--- BEGIN Data entries ---

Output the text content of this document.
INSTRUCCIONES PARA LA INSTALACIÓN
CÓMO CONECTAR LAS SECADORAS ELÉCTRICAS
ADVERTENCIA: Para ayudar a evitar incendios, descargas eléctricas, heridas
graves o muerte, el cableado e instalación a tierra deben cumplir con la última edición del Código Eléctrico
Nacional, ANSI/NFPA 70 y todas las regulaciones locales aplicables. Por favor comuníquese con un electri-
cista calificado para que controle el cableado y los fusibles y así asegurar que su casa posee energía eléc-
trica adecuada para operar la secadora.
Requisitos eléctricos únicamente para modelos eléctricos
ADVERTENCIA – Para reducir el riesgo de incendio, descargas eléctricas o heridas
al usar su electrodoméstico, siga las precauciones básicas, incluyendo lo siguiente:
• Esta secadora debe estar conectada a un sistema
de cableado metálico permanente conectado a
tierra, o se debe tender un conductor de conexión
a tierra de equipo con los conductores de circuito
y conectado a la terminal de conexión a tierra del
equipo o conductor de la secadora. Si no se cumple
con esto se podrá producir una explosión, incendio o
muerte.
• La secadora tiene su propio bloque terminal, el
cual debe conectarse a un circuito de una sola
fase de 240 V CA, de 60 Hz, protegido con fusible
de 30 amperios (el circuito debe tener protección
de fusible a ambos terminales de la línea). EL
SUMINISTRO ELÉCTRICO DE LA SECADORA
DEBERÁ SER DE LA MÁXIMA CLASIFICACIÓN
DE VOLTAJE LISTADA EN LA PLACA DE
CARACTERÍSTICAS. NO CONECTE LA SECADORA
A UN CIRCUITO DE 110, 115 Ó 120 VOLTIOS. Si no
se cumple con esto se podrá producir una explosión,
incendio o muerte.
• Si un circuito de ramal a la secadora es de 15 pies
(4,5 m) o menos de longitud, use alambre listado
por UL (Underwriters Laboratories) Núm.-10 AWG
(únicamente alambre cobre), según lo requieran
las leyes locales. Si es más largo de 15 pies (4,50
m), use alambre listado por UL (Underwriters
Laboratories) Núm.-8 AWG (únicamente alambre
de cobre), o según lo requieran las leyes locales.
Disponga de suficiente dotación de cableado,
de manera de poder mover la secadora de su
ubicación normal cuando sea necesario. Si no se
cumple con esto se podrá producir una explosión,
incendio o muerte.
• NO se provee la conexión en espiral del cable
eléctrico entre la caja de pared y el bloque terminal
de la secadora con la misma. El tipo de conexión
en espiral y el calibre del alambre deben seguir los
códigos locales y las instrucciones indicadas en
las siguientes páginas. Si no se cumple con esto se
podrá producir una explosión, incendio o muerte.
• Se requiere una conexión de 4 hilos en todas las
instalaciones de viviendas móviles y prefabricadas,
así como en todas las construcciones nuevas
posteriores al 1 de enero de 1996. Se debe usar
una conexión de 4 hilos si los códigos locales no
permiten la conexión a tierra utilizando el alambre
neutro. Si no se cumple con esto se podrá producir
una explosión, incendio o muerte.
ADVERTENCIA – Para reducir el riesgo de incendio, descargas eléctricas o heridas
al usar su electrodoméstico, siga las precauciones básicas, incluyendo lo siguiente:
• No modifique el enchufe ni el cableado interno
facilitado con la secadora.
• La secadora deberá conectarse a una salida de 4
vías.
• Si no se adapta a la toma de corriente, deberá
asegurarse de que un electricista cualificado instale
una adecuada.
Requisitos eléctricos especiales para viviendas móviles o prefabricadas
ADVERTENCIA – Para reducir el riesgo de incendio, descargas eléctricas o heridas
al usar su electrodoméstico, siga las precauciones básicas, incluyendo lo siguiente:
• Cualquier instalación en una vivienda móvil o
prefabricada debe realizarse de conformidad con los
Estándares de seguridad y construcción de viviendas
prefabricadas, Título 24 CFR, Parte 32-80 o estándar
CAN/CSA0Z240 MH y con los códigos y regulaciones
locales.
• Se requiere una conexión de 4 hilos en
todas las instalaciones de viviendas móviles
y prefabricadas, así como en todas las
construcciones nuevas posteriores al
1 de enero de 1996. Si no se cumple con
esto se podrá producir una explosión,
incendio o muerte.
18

--- END Data entries ---

● What to produce
Return each full line of the entries that contains the word "muerte".

● Output for this task
graves o muerte, el cableado e instalación a tierra deben cumplir con la última edición del Código Eléctrico
muerte.
incendio o muerte.
incendio o muerte.
podrá producir una explosión, incendio o muerte.
una explosión, incendio o muerte.
incendio o muerte.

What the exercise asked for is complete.